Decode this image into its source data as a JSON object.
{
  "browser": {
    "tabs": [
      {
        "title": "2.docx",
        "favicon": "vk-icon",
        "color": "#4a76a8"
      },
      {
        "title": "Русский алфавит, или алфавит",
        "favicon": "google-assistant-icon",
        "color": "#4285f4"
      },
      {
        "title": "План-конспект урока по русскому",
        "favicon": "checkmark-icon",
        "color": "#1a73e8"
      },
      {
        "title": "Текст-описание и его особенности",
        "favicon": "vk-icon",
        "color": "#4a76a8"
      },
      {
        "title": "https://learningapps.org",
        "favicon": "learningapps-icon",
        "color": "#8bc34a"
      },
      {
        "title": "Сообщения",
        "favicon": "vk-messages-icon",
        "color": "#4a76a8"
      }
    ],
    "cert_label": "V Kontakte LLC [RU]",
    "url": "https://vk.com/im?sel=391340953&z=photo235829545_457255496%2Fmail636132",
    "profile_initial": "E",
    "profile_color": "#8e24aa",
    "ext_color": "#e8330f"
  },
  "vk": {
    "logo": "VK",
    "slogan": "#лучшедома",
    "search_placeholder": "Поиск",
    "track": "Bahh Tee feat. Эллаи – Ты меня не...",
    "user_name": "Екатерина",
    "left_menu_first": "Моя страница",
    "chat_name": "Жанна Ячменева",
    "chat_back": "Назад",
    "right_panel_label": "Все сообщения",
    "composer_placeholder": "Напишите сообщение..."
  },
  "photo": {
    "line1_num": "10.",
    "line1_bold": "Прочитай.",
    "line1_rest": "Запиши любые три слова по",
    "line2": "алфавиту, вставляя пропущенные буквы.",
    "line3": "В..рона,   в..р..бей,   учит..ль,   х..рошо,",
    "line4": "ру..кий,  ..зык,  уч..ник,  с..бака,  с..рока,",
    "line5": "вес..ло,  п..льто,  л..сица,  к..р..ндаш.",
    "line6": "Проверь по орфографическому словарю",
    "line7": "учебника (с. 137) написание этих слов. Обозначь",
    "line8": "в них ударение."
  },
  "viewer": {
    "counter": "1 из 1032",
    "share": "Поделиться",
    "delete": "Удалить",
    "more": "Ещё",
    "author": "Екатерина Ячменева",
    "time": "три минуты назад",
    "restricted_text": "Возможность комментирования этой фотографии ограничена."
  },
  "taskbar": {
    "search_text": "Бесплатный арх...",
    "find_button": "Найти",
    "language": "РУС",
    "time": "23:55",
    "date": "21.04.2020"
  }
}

■ ■ ■

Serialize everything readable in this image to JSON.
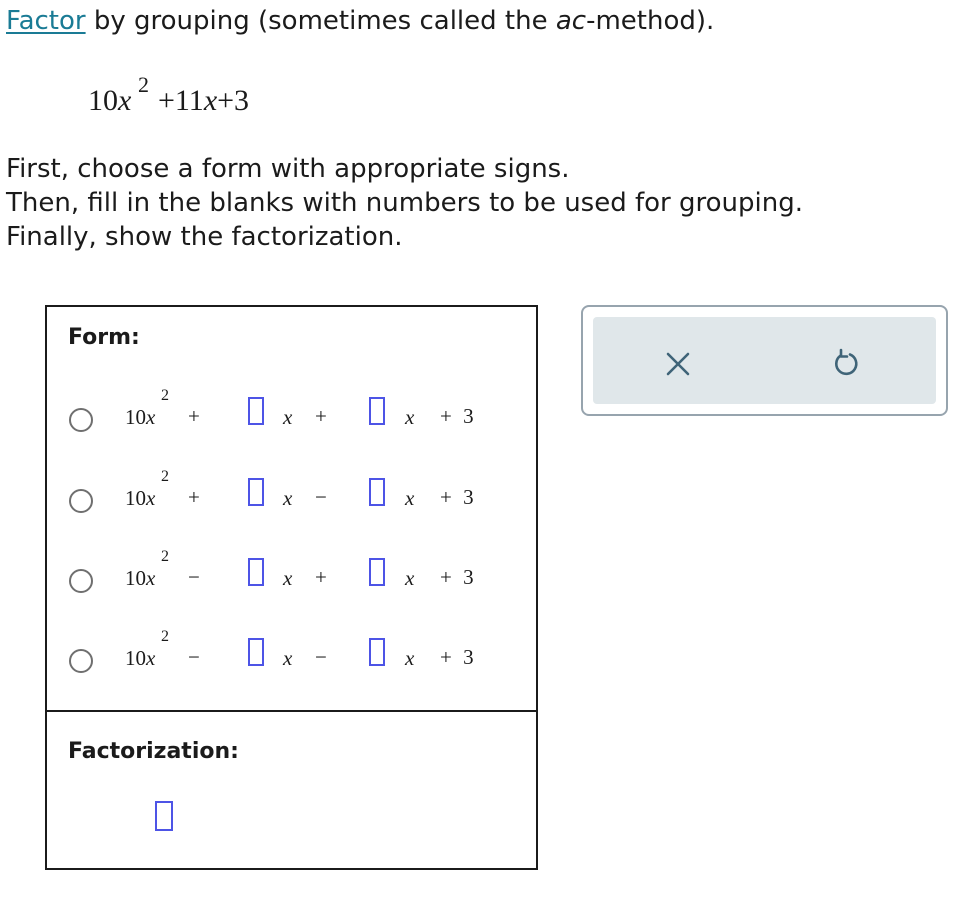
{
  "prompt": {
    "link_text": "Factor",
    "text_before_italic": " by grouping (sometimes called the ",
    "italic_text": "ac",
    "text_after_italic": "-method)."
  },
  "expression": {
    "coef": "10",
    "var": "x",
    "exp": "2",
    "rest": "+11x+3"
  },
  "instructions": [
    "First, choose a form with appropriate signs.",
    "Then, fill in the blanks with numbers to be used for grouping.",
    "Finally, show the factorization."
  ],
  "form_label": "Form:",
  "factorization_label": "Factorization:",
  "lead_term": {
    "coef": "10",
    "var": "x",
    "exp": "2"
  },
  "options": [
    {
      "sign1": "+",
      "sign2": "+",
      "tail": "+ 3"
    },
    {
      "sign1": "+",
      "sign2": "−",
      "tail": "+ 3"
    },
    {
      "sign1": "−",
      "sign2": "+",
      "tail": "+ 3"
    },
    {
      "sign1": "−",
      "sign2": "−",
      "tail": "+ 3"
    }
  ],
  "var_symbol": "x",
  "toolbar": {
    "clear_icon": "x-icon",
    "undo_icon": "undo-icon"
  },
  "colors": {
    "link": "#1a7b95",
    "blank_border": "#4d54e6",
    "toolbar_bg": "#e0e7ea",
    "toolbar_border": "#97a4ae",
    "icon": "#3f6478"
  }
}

■ ■ ■

Problem to solve
Say how many lines of the data include the word "learningapps". Respond with the number alone.

Answer in full
2